→ **Extracted text**:

NB: Since the hard disk we've chosen is Persistent, all of this installation only needs to be done once.

Create a local `venv` for python

This is good python hygiene :

sudo apt install -y python3.8-venv
python3.8 -m venv env38

. env38/bin/activate

pip install --upgrade pip

Install Deep Learning frameworks

Once you have a venv installed (assumed to be named as above):

. env38/bin/activate

pip install tensorflow tensorboard

# Agrees with the CUDA version installed above:
pip install torch==1.9.0+cu111 torchvision==0.10.0+cu111 torchaudio==0.9.0 -f https://download.pytorch.org/whl/torch_stable.html

# An example of a pytorch module with specific CUDA code included:
#pip install pytorch3d -f https://dl.fbaipublicfiles.com/pytorch3d/packaging/wheels/py38_cu111_pyt190/download.html

Install `jupyter`, etc

Once you have a venv installed (assumed to be named as above):

See the Jupyter Docs for reference:

. env38/bin/activate

pip install jupyter
jupyter notebook --generate-config
#  `/home/USERNAME/.jupyter/jupyter_notebook_config.py`

Update the `jupyter` defaults

Add default configuration to ~/.jupyter/jupyter_notebook_config.py:

USER=`whoami` && echo "

→ **What to do**:
1/ In the setup instructions, which packages are named in `pip install` commands that are not commented out?
2/ Write down the lines of the records starting at the line that contains "shield-icon — [1375, 229, 1386, 240]" and ending at the line that contains "section-label-enterprise: ENTERPRISE SECURITY".

→ **Information supplied**:
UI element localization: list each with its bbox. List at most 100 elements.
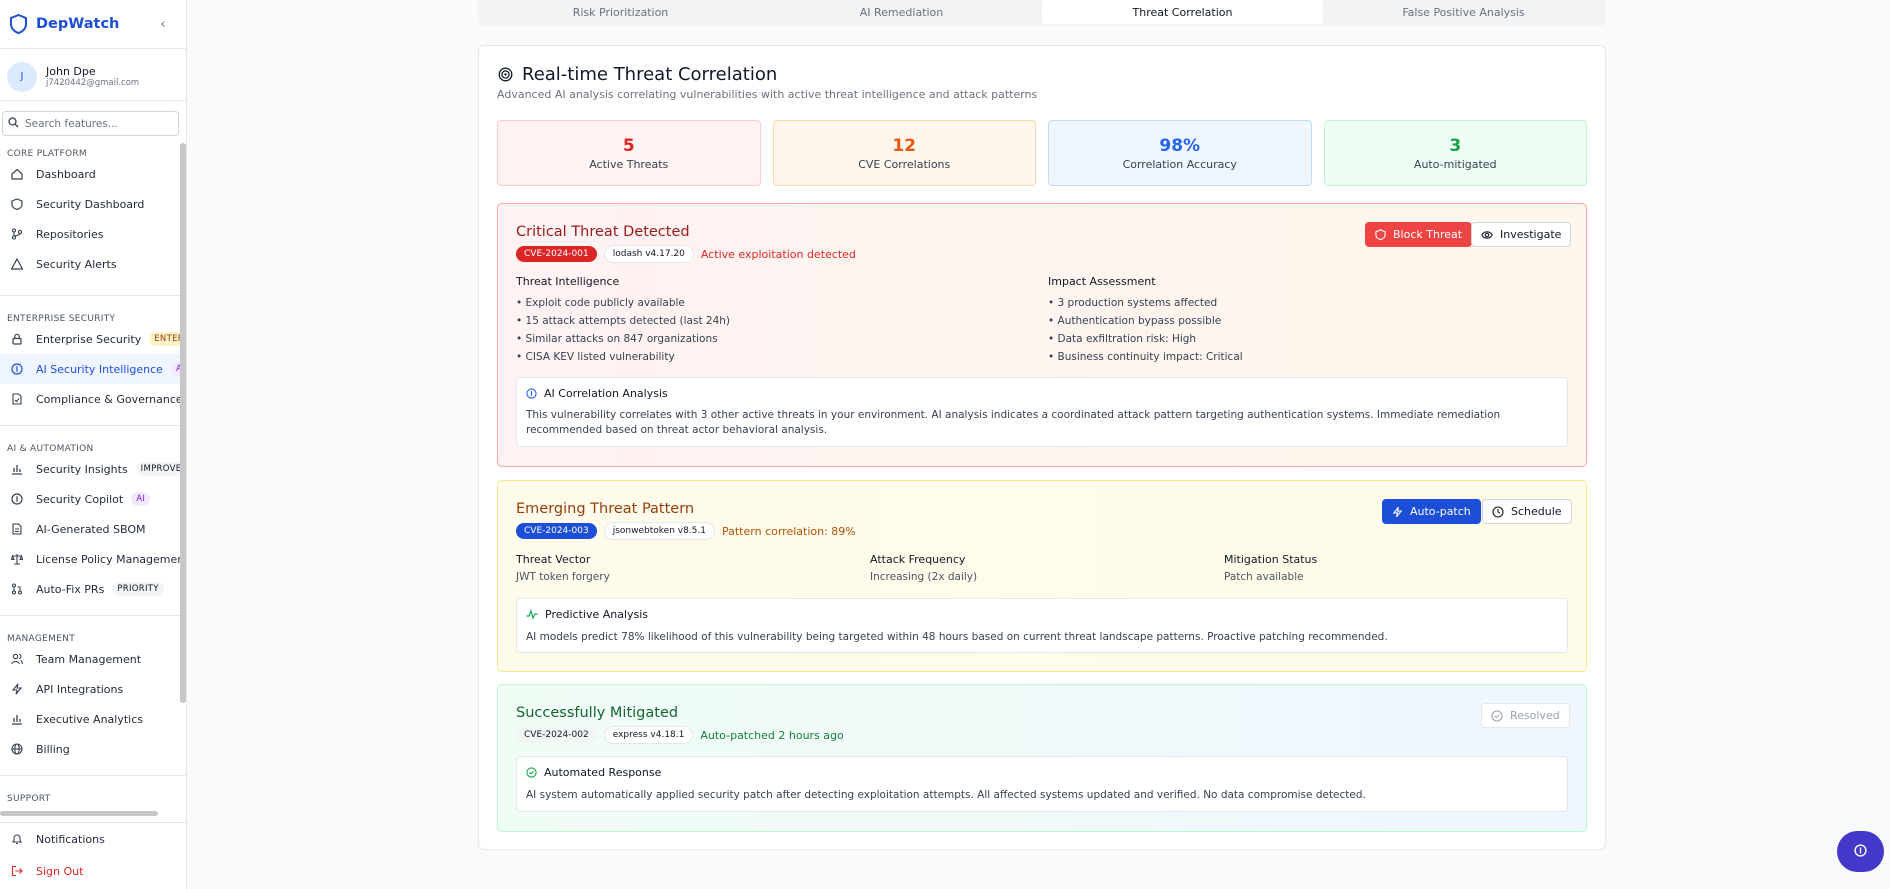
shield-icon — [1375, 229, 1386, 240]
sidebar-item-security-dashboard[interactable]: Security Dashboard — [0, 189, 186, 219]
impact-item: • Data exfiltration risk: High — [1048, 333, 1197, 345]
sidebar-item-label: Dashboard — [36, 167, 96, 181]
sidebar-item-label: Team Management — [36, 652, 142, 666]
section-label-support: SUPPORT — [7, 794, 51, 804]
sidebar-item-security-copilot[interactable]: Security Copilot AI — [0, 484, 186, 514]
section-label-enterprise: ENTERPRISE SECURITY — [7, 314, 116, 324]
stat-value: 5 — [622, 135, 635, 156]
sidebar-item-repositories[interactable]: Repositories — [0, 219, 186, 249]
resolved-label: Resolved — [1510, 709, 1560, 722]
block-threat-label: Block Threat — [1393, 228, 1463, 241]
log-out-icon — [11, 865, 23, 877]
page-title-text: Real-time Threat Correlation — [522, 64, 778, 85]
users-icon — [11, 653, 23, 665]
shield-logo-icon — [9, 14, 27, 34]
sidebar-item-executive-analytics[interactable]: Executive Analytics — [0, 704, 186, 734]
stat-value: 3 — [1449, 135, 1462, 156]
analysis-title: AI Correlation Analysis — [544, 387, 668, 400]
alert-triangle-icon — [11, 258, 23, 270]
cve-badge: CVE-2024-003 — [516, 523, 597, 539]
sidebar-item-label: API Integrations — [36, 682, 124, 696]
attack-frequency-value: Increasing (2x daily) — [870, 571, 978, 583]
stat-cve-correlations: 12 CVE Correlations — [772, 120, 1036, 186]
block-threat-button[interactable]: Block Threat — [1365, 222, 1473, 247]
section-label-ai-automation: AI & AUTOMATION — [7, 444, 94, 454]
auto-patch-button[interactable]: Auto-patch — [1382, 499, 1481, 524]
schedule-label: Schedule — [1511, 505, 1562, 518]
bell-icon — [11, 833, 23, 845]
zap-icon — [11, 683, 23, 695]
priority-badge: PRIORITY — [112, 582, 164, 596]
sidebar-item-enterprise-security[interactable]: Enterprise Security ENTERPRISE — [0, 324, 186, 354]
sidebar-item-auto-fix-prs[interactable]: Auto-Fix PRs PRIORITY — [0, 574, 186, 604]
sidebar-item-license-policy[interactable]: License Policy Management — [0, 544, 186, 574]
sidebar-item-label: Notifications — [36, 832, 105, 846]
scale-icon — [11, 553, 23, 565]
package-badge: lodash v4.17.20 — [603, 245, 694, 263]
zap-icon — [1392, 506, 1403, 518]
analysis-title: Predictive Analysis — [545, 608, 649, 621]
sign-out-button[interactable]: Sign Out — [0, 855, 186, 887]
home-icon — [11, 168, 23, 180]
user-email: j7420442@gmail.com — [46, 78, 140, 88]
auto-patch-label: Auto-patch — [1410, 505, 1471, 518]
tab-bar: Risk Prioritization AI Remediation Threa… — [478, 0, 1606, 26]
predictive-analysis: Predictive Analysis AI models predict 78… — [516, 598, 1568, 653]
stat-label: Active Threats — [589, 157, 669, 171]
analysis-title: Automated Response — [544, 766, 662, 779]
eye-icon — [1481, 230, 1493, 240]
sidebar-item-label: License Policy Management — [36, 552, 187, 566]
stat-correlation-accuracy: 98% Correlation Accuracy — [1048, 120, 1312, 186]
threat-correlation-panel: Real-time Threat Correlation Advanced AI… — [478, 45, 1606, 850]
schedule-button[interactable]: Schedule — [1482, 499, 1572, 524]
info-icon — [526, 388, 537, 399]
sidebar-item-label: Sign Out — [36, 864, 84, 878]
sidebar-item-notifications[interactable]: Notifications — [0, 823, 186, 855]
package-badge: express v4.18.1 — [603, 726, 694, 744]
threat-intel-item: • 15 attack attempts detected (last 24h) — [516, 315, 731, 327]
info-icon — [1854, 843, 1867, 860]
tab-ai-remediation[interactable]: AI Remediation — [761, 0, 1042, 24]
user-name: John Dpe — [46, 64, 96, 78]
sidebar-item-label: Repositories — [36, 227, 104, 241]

→ **Written answers**:
1/ pip, tensorflow, tensorboard, torch, torchvision, torchaudio, jupyter

2/
shield-icon — [1375, 229, 1386, 240]
sidebar-item-security-dashboard[interactable]: Security Dashboard — [0, 189, 186, 219]
impact-item: • Data exfiltration risk: High — [1048, 333, 1197, 345]
sidebar-item-label: Dashboard — [36, 167, 96, 181]
sidebar-item-label: Team Management — [36, 652, 142, 666]
section-label-support: SUPPORT — [7, 794, 51, 804]
sidebar-item-security-copilot[interactable]: Security Copilot AI — [0, 484, 186, 514]
section-label-enterprise: ENTERPRISE SECURITY — [7, 314, 116, 324]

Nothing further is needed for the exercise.